══ MATERIAL
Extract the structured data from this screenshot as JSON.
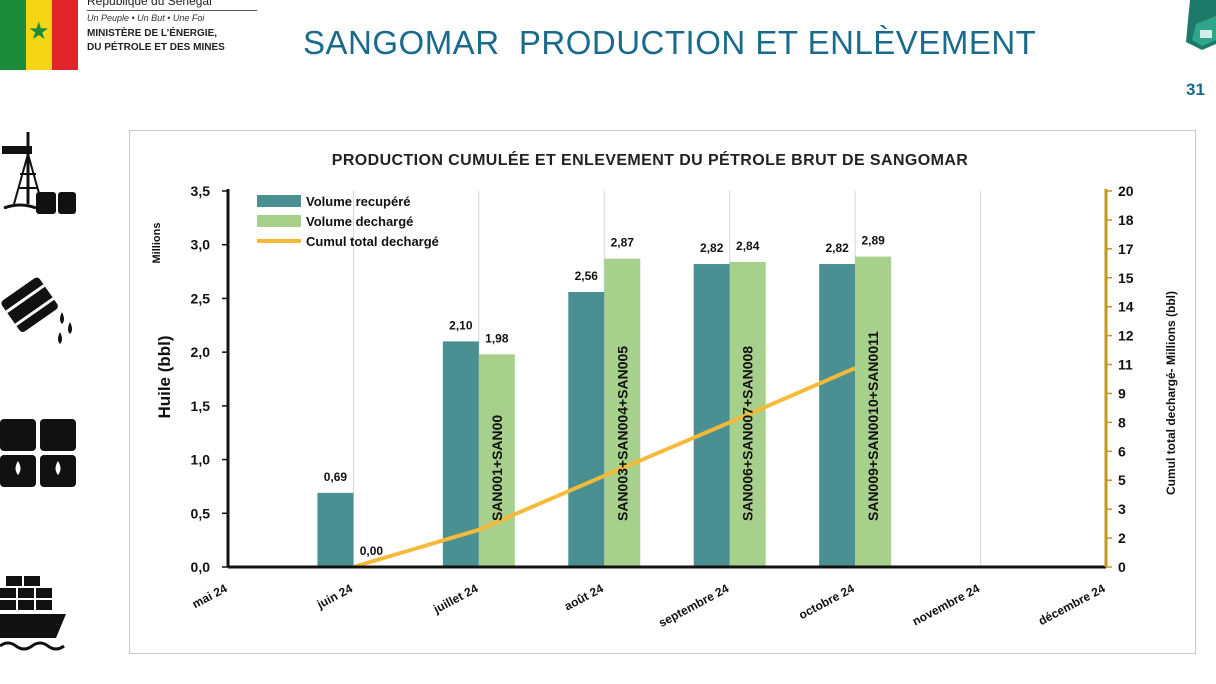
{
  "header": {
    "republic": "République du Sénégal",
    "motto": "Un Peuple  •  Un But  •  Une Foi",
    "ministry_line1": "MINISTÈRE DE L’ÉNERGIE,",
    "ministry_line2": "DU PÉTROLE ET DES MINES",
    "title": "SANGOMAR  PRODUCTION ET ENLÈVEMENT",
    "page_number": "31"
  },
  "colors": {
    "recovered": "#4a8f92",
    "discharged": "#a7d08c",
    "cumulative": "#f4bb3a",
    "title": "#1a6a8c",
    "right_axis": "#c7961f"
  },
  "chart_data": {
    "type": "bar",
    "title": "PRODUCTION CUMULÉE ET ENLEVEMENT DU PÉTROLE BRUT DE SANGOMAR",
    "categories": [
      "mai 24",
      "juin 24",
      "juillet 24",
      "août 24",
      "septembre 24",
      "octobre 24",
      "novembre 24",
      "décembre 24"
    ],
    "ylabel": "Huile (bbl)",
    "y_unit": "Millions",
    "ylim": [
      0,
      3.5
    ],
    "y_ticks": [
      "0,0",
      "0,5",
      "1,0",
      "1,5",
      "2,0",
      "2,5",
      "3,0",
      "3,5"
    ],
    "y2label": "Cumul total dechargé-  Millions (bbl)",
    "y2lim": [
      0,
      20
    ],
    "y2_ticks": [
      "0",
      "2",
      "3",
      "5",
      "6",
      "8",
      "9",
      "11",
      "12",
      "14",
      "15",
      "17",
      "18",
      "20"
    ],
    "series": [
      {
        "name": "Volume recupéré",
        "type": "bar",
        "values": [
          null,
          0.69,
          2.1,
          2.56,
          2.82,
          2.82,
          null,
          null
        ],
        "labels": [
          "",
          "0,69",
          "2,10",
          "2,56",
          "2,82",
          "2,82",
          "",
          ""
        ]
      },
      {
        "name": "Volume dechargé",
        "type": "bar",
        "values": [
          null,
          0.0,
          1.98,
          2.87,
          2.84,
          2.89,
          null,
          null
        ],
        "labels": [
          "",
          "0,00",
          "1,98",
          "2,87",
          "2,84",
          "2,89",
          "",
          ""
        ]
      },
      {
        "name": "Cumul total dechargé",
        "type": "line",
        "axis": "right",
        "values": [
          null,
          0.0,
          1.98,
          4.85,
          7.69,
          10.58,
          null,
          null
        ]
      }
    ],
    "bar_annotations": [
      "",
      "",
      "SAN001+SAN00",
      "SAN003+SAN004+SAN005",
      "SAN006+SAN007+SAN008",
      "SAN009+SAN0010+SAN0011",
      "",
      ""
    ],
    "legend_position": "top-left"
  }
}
════
WHAT NEEDS TO BE DONE ::
Give every line back word for word and leave the pictures out.

EXPECTED ANSWER ::
Extract the structured data from this screenshot as JSON.
{
  "header": {
    "republic": "République du Sénégal",
    "motto": "Un Peuple  •  Un But  •  Une Foi",
    "ministry_line1": "MINISTÈRE DE L’ÉNERGIE,",
    "ministry_line2": "DU PÉTROLE ET DES MINES",
    "title": "SANGOMAR  PRODUCTION ET ENLÈVEMENT",
    "page_number": "31"
  },
  "colors": {
    "recovered": "#4a8f92",
    "discharged": "#a7d08c",
    "cumulative": "#f4bb3a",
    "title": "#1a6a8c",
    "right_axis": "#c7961f"
  },
  "chart_data": {
    "type": "bar",
    "title": "PRODUCTION CUMULÉE ET ENLEVEMENT DU PÉTROLE BRUT DE SANGOMAR",
    "categories": [
      "mai 24",
      "juin 24",
      "juillet 24",
      "août 24",
      "septembre 24",
      "octobre 24",
      "novembre 24",
      "décembre 24"
    ],
    "ylabel": "Huile (bbl)",
    "y_unit": "Millions",
    "ylim": [
      0,
      3.5
    ],
    "y_ticks": [
      "0,0",
      "0,5",
      "1,0",
      "1,5",
      "2,0",
      "2,5",
      "3,0",
      "3,5"
    ],
    "y2label": "Cumul total dechargé-  Millions (bbl)",
    "y2lim": [
      0,
      20
    ],
    "y2_ticks": [
      "0",
      "2",
      "3",
      "5",
      "6",
      "8",
      "9",
      "11",
      "12",
      "14",
      "15",
      "17",
      "18",
      "20"
    ],
    "series": [
      {
        "name": "Volume recupéré",
        "type": "bar",
        "values": [
          null,
          0.69,
          2.1,
          2.56,
          2.82,
          2.82,
          null,
          null
        ],
        "labels": [
          "",
          "0,69",
          "2,10",
          "2,56",
          "2,82",
          "2,82",
          "",
          ""
        ]
      },
      {
        "name": "Volume dechargé",
        "type": "bar",
        "values": [
          null,
          0.0,
          1.98,
          2.87,
          2.84,
          2.89,
          null,
          null
        ],
        "labels": [
          "",
          "0,00",
          "1,98",
          "2,87",
          "2,84",
          "2,89",
          "",
          ""
        ]
      },
      {
        "name": "Cumul total dechargé",
        "type": "line",
        "axis": "right",
        "values": [
          null,
          0.0,
          1.98,
          4.85,
          7.69,
          10.58,
          null,
          null
        ]
      }
    ],
    "bar_annotations": [
      "",
      "",
      "SAN001+SAN00",
      "SAN003+SAN004+SAN005",
      "SAN006+SAN007+SAN008",
      "SAN009+SAN0010+SAN0011",
      "",
      ""
    ],
    "legend_position": "top-left"
  }
}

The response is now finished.